Dataset entries
BEGIN
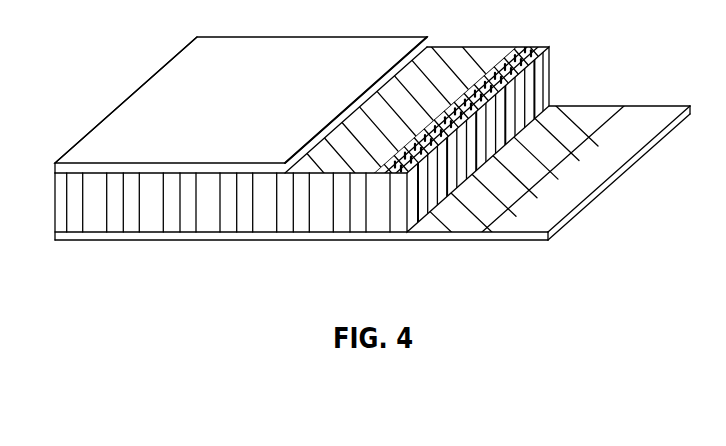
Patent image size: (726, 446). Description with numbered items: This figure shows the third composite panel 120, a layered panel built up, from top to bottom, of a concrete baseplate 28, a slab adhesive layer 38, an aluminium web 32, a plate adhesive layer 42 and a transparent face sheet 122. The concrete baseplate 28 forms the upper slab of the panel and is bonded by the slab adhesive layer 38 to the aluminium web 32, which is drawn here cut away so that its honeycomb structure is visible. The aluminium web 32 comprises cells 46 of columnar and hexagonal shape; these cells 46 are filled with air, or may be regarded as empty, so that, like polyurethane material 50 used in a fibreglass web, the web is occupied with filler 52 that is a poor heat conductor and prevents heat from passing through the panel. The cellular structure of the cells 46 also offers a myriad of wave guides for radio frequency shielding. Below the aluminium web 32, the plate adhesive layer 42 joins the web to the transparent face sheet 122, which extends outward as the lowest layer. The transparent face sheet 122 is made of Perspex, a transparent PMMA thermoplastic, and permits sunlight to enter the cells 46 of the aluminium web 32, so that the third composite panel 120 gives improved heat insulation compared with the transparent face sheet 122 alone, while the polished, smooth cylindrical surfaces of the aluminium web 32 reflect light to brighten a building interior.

The concrete baseplate 28 is at (260, 110).
The slab adhesive layer 38 is at (344, 124).
The aluminium web 32 is at (466, 101).
The cells 46 is at (507, 47).
The polyurethane material 50 is at (519, 135).
The filler 52 is at (551, 46).
The plate adhesive layer 42 is at (588, 105).
The third composite panel 120 is at (136, 90).
The transparent face sheet 122 is at (614, 175).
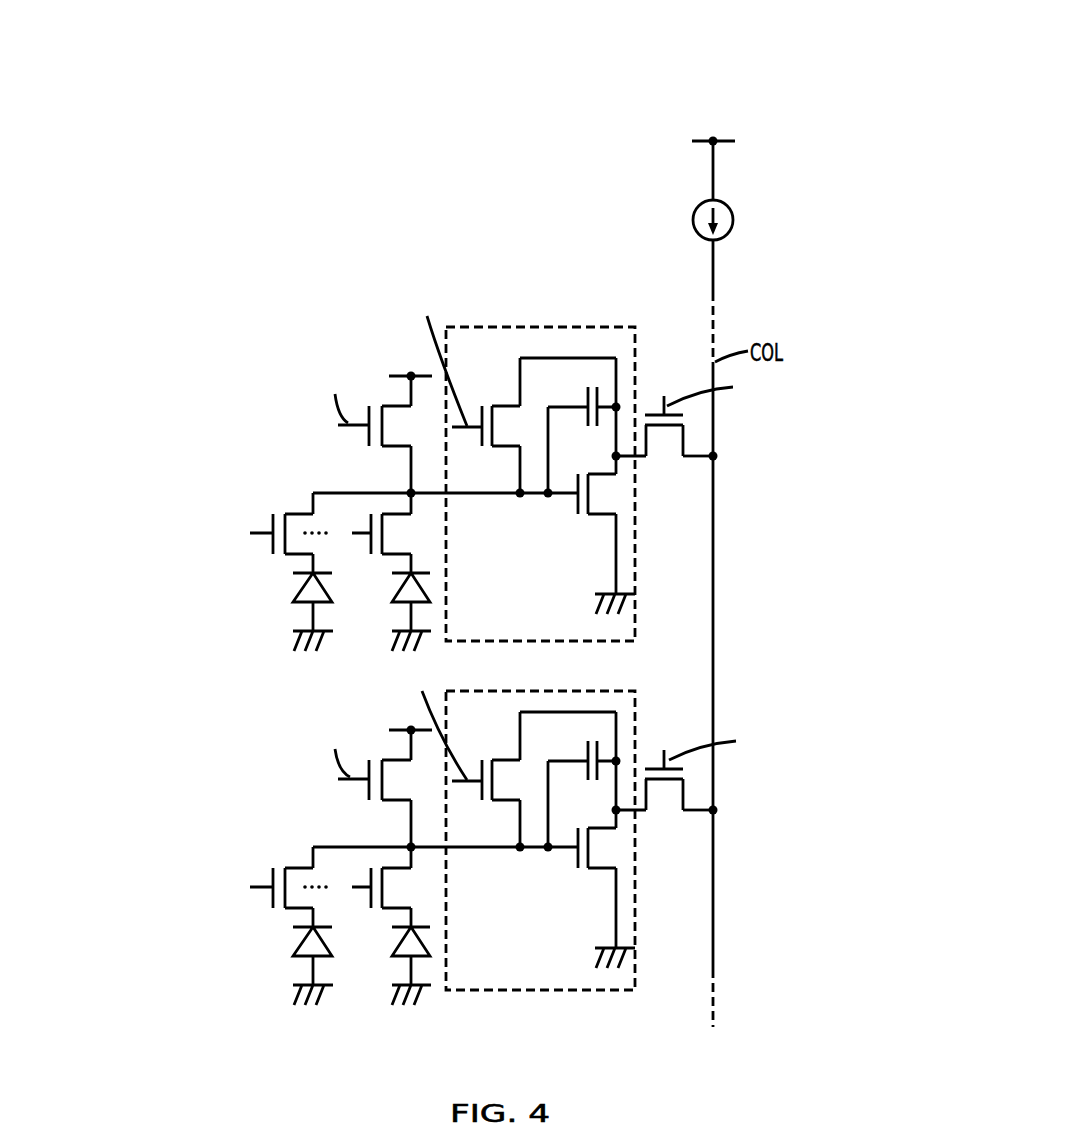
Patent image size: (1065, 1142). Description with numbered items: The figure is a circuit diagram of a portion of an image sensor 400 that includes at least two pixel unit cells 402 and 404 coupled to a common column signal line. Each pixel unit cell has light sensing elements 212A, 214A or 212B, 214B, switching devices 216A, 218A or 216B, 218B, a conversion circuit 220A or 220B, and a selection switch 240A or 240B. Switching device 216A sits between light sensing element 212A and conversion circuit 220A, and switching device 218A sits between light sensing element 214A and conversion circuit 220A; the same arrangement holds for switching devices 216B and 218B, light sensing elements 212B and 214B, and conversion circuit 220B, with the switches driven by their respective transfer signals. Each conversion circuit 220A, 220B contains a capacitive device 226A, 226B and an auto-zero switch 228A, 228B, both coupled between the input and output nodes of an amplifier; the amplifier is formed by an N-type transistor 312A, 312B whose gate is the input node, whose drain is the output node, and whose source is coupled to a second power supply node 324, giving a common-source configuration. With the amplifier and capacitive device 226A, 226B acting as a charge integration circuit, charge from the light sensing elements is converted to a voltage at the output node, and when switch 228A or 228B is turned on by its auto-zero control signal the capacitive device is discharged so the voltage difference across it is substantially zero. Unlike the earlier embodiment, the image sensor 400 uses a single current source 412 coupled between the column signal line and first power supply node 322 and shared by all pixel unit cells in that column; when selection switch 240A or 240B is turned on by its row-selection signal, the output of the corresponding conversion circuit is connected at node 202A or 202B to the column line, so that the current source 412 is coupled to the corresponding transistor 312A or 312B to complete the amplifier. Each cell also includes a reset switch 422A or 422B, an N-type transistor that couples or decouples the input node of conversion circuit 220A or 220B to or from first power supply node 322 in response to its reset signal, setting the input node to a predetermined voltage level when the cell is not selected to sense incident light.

The image sensor 400 is at (858, 70).
The first power supply node 322 is at (727, 138).
The current source 412 is at (730, 208).
The pixel unit cell 402 is at (122, 491).
The pixel unit cell 404 is at (122, 903).
The switch 422A is at (377, 458).
The switch 422B is at (387, 803).
The switching device 216A is at (292, 556).
The switching device 216B is at (290, 910).
The switching device 218A is at (392, 558).
The switching device 218B is at (400, 910).
The light sensing element 212A is at (300, 593).
The light sensing element 212B is at (300, 947).
The light sensing element 214A is at (393, 593).
The light sensing element 214B is at (397, 947).
The conversion circuit 220A is at (577, 645).
The conversion circuit 220B is at (518, 992).
The switch 228A is at (507, 407).
The switch 228B is at (507, 761).
The capacitive device 226A is at (587, 404).
The capacitive device 226B is at (587, 758).
The N-type transistor 312A is at (600, 527).
The N-type transistor 312B is at (600, 882).
The selection switch 240A is at (663, 452).
The selection switch 240B is at (663, 810).
The column output node A 202A is at (715, 457).
The column output node B 202B is at (715, 811).
The second power supply node 324 is at (633, 597).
END
• WHAT YOU HAVE TO DO:
Every record above must be repeated exactly, with the pictures dropped.

• REPLY TO THE TASK:
Patent image size: (726, 446). Description with numbered items: This figure shows the third composite panel 120, a layered panel built up, from top to bottom, of a concrete baseplate 28, a slab adhesive layer 38, an aluminium web 32, a plate adhesive layer 42 and a transparent face sheet 122. The concrete baseplate 28 forms the upper slab of the panel and is bonded by the slab adhesive layer 38 to the aluminium web 32, which is drawn here cut away so that its honeycomb structure is visible. The aluminium web 32 comprises cells 46 of columnar and hexagonal shape; these cells 46 are filled with air, or may be regarded as empty, so that, like polyurethane material 50 used in a fibreglass web, the web is occupied with filler 52 that is a poor heat conductor and prevents heat from passing through the panel. The cellular structure of the cells 46 also offers a myriad of wave guides for radio frequency shielding. Below the aluminium web 32, the plate adhesive layer 42 joins the web to the transparent face sheet 122, which extends outward as the lowest layer. The transparent face sheet 122 is made of Perspex, a transparent PMMA thermoplastic, and permits sunlight to enter the cells 46 of the aluminium web 32, so that the third composite panel 120 gives improved heat insulation compared with the transparent face sheet 122 alone, while the polished, smooth cylindrical surfaces of the aluminium web 32 reflect light to brighten a building interior.

The concrete baseplate 28 is at (260, 110).
The slab adhesive layer 38 is at (344, 124).
The aluminium web 32 is at (466, 101).
The cells 46 is at (507, 47).
The polyurethane material 50 is at (519, 135).
The filler 52 is at (551, 46).
The plate adhesive layer 42 is at (588, 105).
The third composite panel 120 is at (136, 90).
The transparent face sheet 122 is at (614, 175).
Patent image size: (1065, 1142). Description with numbered items: The figure is a circuit diagram of a portion of an image sensor 400 that includes at least two pixel unit cells 402 and 404 coupled to a common column signal line. Each pixel unit cell has light sensing elements 212A, 214A or 212B, 214B, switching devices 216A, 218A or 216B, 218B, a conversion circuit 220A or 220B, and a selection switch 240A or 240B. Switching device 216A sits between light sensing element 212A and conversion circuit 220A, and switching device 218A sits between light sensing element 214A and conversion circuit 220A; the same arrangement holds for switching devices 216B and 218B, light sensing elements 212B and 214B, and conversion circuit 220B, with the switches driven by their respective transfer signals. Each conversion circuit 220A, 220B contains a capacitive device 226A, 226B and an auto-zero switch 228A, 228B, both coupled between the input and output nodes of an amplifier; the amplifier is formed by an N-type transistor 312A, 312B whose gate is the input node, whose drain is the output node, and whose source is coupled to a second power supply node 324, giving a common-source configuration. With the amplifier and capacitive device 226A, 226B acting as a charge integration circuit, charge from the light sensing elements is converted to a voltage at the output node, and when switch 228A or 228B is turned on by its auto-zero control signal the capacitive device is discharged so the voltage difference across it is substantially zero. Unlike the earlier embodiment, the image sensor 400 uses a single current source 412 coupled between the column signal line and first power supply node 322 and shared by all pixel unit cells in that column; when selection switch 240A or 240B is turned on by its row-selection signal, the output of the corresponding conversion circuit is connected at node 202A or 202B to the column line, so that the current source 412 is coupled to the corresponding transistor 312A or 312B to complete the amplifier. Each cell also includes a reset switch 422A or 422B, an N-type transistor that couples or decouples the input node of conversion circuit 220A or 220B to or from first power supply node 322 in response to its reset signal, setting the input node to a predetermined voltage level when the cell is not selected to sense incident light.

The image sensor 400 is at (858, 70).
The first power supply node 322 is at (727, 138).
The current source 412 is at (730, 208).
The pixel unit cell 402 is at (122, 491).
The pixel unit cell 404 is at (122, 903).
The switch 422A is at (377, 458).
The switch 422B is at (387, 803).
The switching device 216A is at (292, 556).
The switching device 216B is at (290, 910).
The switching device 218A is at (392, 558).
The switching device 218B is at (400, 910).
The light sensing element 212A is at (300, 593).
The light sensing element 212B is at (300, 947).
The light sensing element 214A is at (393, 593).
The light sensing element 214B is at (397, 947).
The conversion circuit 220A is at (577, 645).
The conversion circuit 220B is at (518, 992).
The switch 228A is at (507, 407).
The switch 228B is at (507, 761).
The capacitive device 226A is at (587, 404).
The capacitive device 226B is at (587, 758).
The N-type transistor 312A is at (600, 527).
The N-type transistor 312B is at (600, 882).
The selection switch 240A is at (663, 452).
The selection switch 240B is at (663, 810).
The column output node A 202A is at (715, 457).
The column output node B 202B is at (715, 811).
The second power supply node 324 is at (633, 597).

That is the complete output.